» **What is needed**: Leave out the pictures; transcribe all else exactly.

» **Records provided**:
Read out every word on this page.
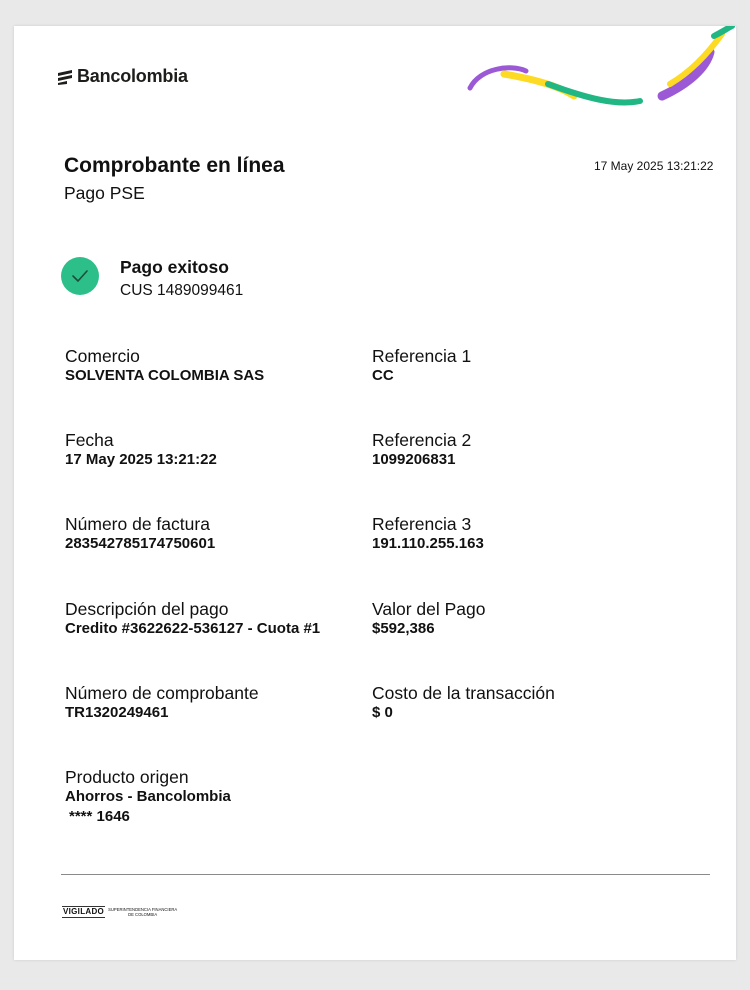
Bancolombia
Comprobante en línea
Pago PSE
17 May 2025 13:21:22
Pago exitoso
CUS 1489099461
Comercio
SOLVENTA COLOMBIA SAS
Referencia 1
CC
Fecha
17 May 2025 13:21:22
Referencia 2
1099206831
Número de factura
283542785174750601
Referencia 3
191.110.255.163
Descripción del pago
Credito #3622622-536127 - Cuota #1
Valor del Pago
$592,386
Número de comprobante
TR1320249461
Costo de la transacción
$ 0
Producto origen
Ahorros - Bancolombia
**** 1646
VIGILADO SUPERINTENDENCIA FINANCIERA
DE COLOMBIA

» **Written response**:
Read out every word on this page.
Bancolombia
Comprobante en línea
Pago PSE
17 May 2025 13:21:22
Pago exitoso
CUS 1489099461
Comercio
SOLVENTA COLOMBIA SAS
Referencia 1
CC
Fecha
17 May 2025 13:21:22
Referencia 2
1099206831
Número de factura
283542785174750601
Referencia 3
191.110.255.163
Descripción del pago
Credito #3622622-536127 - Cuota #1
Valor del Pago
$592,386
Número de comprobante
TR1320249461
Costo de la transacción
$ 0
Producto origen
Ahorros - Bancolombia
**** 1646
VIGILADO SUPERINTENDENCIA FINANCIERA
DE COLOMBIA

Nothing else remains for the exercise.